(TASK GOAL): Find each line with the string "Spoon" and report it.

________

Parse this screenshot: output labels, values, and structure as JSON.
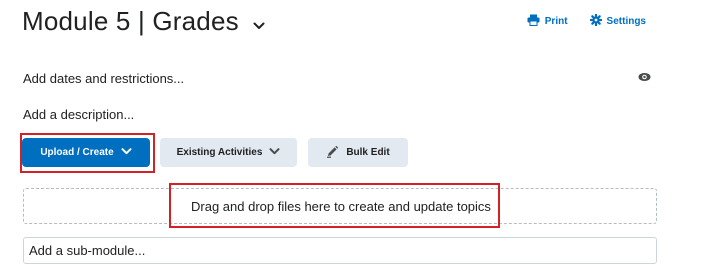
{
  "header": {
    "title": "Module 5 | Grades",
    "print_label": "Print",
    "settings_label": "Settings"
  },
  "module": {
    "dates_link": "Add dates and restrictions...",
    "description_link": "Add a description..."
  },
  "actions": {
    "upload_label": "Upload / Create",
    "existing_label": "Existing Activities",
    "bulk_edit_label": "Bulk Edit"
  },
  "dropzone": {
    "text": "Drag and drop files here to create and update topics"
  },
  "submodule": {
    "placeholder": "Add a sub-module..."
  },
  "colors": {
    "accent": "#006fbf",
    "highlight": "#d42027"
  },
  "icons": [
    "chevron-down-icon",
    "printer-icon",
    "gear-icon",
    "eye-icon",
    "pencil-icon"
  ]
}
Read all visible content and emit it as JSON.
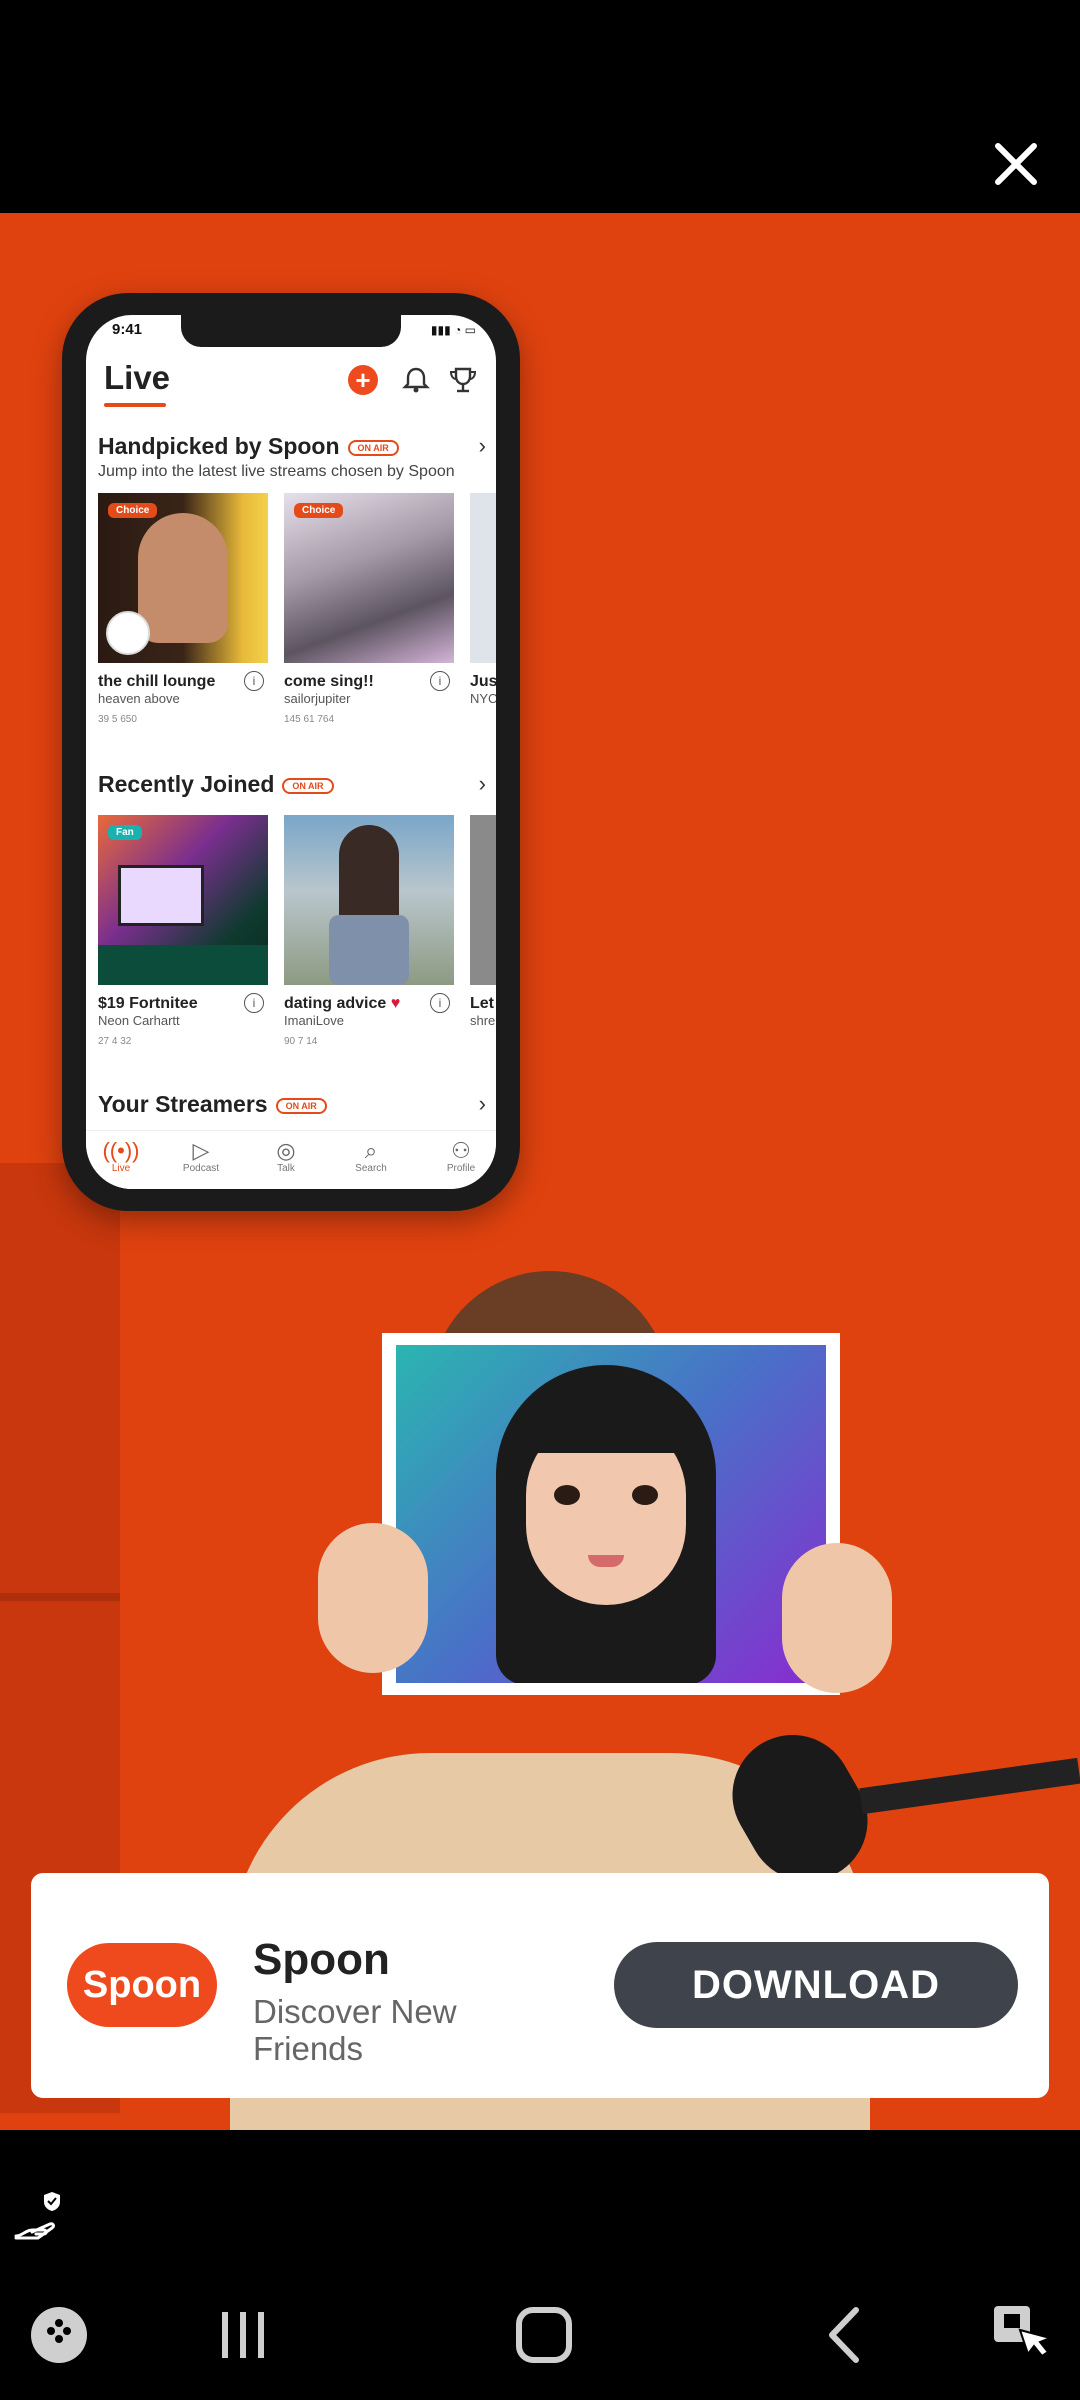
{
  "overlay": {
    "close_icon": "close-icon"
  },
  "phone": {
    "status_time": "9:41",
    "screen_title": "Live",
    "header_icons": [
      "plus-icon",
      "bell-icon",
      "trophy-icon"
    ],
    "sections": [
      {
        "title": "Handpicked by Spoon",
        "badge": "ON AIR",
        "subtitle": "Jump into the latest live streams chosen by Spoon",
        "cards": [
          {
            "tag": "Choice",
            "title": "the chill lounge",
            "user": "heaven above",
            "stats": "39  5  650"
          },
          {
            "tag": "Choice",
            "title": "come sing!!",
            "user": "sailorjupiter",
            "stats": "145  61  764"
          },
          {
            "title": "Jus",
            "user": "NYC"
          }
        ]
      },
      {
        "title": "Recently Joined",
        "badge": "ON AIR",
        "cards": [
          {
            "tag": "Fan",
            "title": "$19 Fortnitee",
            "user": "Neon Carhartt",
            "stats": "27  4  32"
          },
          {
            "title": "dating advice",
            "user": "ImaniLove",
            "stats": "90  7  14"
          },
          {
            "title": "Let",
            "user": "shre"
          }
        ]
      },
      {
        "title": "Your Streamers",
        "badge": "ON AIR"
      }
    ],
    "tabs": [
      "Live",
      "Podcast",
      "Talk",
      "Search",
      "Profile"
    ]
  },
  "banner": {
    "logo_text": "Spoon",
    "app_name": "Spoon",
    "description": "Discover New Friends",
    "cta": "DOWNLOAD"
  },
  "system_nav": {
    "icons": [
      "game-launcher-icon",
      "recent-apps-icon",
      "home-icon",
      "back-icon",
      "accessibility-icon"
    ]
  },
  "colors": {
    "accent": "#e0420f",
    "brand": "#ee4a1e",
    "cta_bg": "#3e434c"
  }
}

________

(RESPONSE):
        "title": "Handpicked by Spoon",
        "subtitle": "Jump into the latest live streams chosen by Spoon",
    "logo_text": "Spoon",
    "app_name": "Spoon",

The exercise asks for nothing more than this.